* **Structured figure records**
------

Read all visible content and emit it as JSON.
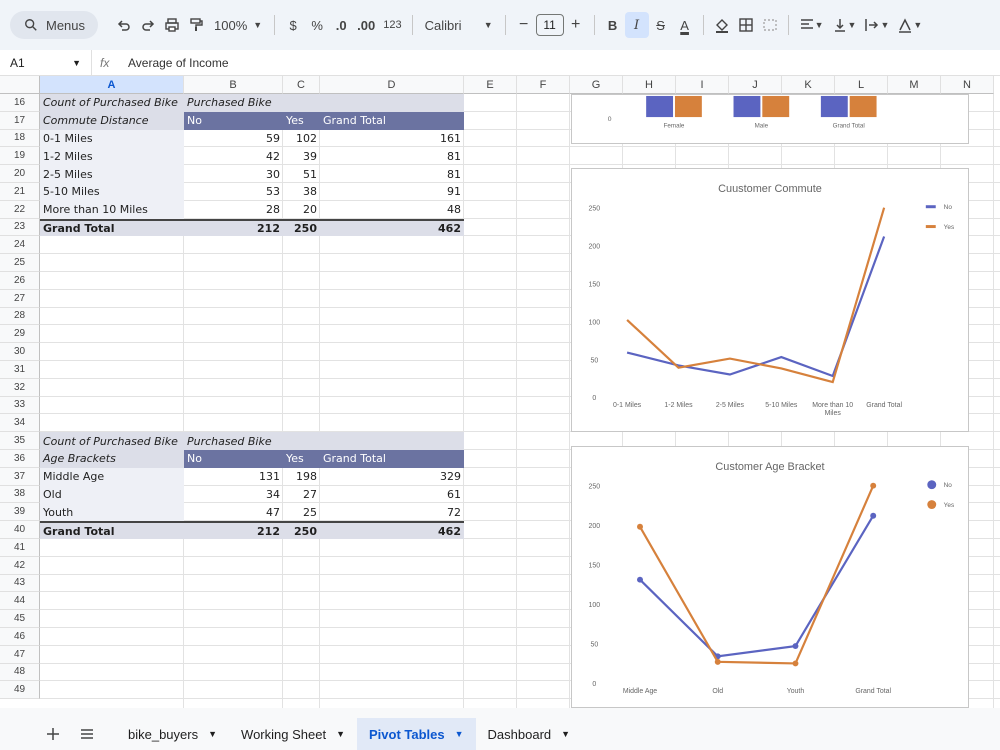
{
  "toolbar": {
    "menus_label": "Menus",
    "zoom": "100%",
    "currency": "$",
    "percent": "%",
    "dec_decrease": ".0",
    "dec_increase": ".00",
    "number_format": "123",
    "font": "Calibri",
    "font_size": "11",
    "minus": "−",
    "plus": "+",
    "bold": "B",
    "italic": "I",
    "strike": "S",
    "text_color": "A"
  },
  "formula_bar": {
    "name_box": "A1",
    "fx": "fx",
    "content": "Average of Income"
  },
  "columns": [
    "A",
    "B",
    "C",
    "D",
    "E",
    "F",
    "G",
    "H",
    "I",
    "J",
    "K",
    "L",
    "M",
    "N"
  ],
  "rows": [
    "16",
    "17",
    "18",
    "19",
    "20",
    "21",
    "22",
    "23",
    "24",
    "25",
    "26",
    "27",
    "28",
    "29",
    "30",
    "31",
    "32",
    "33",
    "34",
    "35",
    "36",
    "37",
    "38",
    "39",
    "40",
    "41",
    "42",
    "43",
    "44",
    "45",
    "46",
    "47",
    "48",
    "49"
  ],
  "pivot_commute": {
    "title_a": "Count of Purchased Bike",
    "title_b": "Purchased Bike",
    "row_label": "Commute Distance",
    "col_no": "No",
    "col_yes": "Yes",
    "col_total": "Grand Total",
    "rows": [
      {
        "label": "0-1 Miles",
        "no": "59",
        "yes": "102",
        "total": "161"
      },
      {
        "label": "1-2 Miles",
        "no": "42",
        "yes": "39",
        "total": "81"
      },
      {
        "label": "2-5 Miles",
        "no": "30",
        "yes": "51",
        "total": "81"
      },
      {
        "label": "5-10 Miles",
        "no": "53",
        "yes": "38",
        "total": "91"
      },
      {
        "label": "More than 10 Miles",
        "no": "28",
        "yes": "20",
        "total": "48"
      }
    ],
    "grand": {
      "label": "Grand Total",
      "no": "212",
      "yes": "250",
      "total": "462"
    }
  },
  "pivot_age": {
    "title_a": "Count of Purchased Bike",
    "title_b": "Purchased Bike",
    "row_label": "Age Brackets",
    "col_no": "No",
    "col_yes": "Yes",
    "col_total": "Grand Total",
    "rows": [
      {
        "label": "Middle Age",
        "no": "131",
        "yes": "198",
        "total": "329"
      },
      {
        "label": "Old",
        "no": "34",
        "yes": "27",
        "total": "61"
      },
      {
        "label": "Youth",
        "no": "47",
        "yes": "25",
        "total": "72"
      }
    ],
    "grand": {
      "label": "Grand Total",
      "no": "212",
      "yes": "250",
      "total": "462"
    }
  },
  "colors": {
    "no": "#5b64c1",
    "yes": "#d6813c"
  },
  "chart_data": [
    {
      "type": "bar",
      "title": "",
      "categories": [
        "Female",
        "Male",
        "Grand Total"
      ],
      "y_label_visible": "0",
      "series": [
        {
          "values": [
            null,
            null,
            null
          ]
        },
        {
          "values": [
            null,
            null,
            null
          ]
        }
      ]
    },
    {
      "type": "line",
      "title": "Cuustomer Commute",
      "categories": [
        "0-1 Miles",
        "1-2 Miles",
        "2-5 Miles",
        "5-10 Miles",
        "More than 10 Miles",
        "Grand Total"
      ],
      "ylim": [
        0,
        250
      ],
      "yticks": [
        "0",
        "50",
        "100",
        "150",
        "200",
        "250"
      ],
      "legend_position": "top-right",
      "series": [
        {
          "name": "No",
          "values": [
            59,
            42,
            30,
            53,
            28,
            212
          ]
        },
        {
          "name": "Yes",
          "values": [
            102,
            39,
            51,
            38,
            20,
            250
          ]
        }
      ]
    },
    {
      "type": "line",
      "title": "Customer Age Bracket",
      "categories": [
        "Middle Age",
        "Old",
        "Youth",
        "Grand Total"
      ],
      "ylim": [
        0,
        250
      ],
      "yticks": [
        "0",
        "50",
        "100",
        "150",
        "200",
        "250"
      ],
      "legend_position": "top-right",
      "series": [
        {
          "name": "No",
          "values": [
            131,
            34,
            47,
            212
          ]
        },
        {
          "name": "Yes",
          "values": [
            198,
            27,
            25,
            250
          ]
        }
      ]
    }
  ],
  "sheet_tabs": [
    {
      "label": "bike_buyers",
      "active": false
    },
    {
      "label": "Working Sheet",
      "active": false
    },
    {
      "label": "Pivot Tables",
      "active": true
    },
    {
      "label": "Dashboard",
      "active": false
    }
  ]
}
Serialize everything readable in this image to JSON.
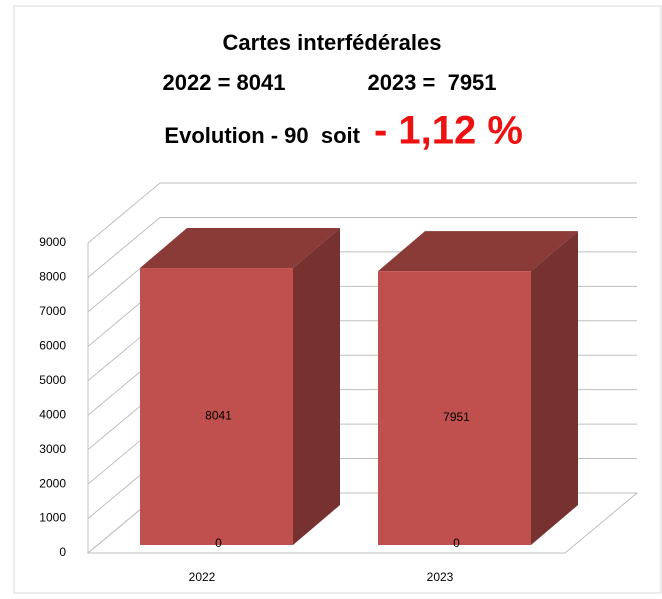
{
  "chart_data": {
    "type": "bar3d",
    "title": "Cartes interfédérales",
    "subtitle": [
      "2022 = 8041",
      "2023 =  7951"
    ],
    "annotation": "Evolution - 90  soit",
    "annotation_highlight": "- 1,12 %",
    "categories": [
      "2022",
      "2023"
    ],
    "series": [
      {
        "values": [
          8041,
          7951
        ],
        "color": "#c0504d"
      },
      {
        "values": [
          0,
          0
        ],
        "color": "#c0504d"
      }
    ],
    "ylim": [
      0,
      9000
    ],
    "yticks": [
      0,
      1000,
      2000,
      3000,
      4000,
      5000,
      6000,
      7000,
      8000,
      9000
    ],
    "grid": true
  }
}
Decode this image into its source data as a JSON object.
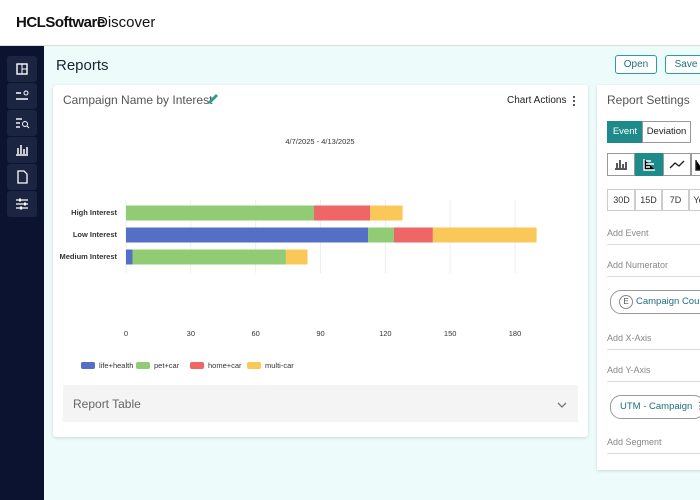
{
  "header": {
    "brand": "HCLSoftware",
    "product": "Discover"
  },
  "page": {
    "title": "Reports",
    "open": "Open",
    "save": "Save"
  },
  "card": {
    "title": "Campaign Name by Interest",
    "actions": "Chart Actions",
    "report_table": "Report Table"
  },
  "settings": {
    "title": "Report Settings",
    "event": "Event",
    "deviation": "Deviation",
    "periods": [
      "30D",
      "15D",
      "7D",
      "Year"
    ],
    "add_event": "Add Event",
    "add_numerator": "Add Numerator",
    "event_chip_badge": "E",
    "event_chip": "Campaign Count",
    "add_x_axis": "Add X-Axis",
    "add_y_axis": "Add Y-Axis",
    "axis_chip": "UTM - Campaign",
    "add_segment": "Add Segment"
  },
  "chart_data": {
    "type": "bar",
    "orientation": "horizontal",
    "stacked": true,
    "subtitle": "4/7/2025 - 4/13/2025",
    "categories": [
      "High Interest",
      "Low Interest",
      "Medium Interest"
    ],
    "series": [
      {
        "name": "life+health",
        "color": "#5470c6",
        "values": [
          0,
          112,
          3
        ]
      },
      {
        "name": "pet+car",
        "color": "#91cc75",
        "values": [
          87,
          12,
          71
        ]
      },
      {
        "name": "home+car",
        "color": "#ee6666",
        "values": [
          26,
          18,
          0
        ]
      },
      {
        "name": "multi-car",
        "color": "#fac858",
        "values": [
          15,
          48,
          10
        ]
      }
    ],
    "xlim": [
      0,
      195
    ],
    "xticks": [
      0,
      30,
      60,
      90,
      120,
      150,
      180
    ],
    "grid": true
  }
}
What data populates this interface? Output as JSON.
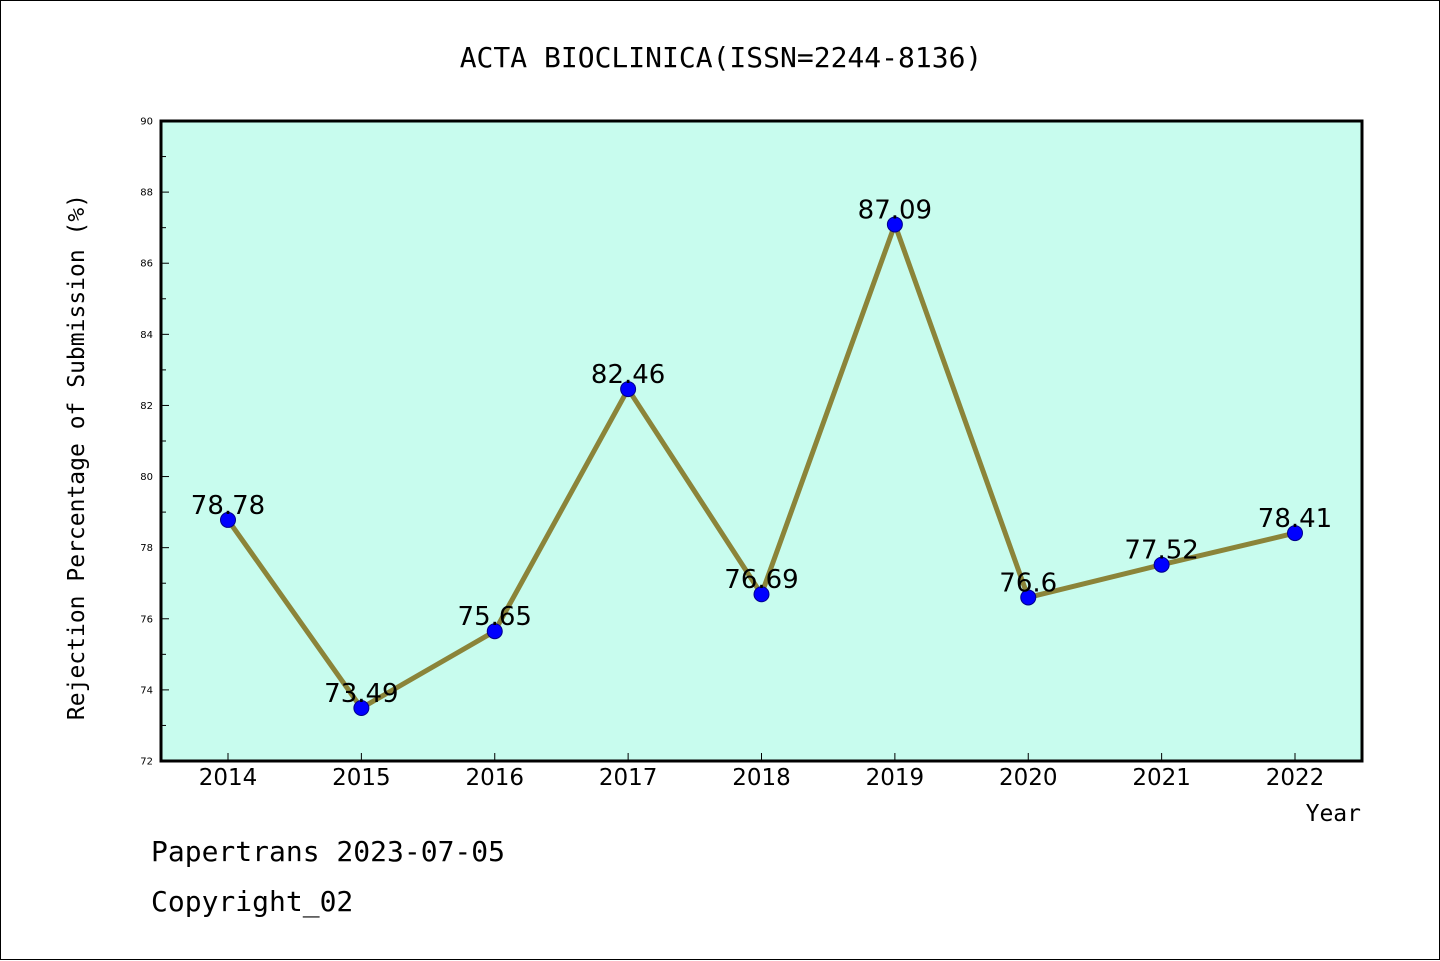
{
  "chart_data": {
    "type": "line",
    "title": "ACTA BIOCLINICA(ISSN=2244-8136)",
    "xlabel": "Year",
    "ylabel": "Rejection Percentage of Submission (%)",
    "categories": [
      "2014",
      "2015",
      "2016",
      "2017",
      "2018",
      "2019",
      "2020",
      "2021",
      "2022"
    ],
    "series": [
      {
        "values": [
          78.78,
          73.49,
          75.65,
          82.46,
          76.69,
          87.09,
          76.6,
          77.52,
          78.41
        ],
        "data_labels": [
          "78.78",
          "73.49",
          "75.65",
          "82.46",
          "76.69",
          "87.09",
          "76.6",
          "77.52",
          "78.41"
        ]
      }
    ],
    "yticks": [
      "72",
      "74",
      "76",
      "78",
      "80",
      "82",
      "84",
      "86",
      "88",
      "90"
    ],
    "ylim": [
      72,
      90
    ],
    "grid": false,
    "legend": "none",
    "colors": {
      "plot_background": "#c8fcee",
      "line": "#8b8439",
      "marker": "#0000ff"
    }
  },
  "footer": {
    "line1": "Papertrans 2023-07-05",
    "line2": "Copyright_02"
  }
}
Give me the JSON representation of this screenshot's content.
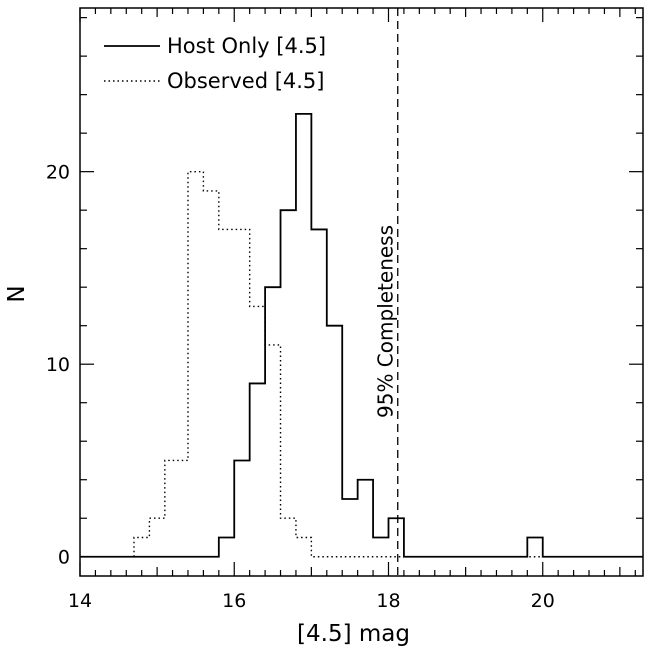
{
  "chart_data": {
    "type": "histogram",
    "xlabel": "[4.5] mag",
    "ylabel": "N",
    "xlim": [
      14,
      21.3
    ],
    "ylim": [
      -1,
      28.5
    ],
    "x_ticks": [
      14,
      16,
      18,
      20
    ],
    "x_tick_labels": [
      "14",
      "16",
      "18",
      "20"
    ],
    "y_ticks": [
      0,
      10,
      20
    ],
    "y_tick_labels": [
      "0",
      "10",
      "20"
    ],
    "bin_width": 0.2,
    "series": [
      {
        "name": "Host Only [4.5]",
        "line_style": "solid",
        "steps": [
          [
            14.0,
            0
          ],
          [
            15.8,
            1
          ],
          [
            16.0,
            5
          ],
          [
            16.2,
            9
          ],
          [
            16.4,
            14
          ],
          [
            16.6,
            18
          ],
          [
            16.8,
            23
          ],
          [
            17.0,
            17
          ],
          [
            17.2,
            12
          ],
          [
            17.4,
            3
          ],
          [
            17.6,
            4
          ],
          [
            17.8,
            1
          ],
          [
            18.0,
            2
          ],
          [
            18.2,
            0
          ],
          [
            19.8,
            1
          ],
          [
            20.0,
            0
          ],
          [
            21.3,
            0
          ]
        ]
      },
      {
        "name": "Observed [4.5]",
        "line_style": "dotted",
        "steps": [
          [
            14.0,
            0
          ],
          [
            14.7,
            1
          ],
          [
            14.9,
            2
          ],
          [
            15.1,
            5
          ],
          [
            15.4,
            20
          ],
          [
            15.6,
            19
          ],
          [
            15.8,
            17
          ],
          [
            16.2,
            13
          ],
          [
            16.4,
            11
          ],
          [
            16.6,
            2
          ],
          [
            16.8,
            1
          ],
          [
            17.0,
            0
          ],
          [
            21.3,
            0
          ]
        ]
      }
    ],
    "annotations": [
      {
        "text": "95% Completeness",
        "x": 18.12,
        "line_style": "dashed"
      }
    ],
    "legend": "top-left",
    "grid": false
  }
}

------

* **Directions for this task**
Scan the material above. Copy each line that holds the word "JSON".

* **Written answer**
Read all visible content and emit it as JSON.
Serialize everything readable in this image to JSON.
Decode this image into its source data as a JSON object.
What data populates this interface? Output as JSON.
Give me the JSON representation of this screenshot's content.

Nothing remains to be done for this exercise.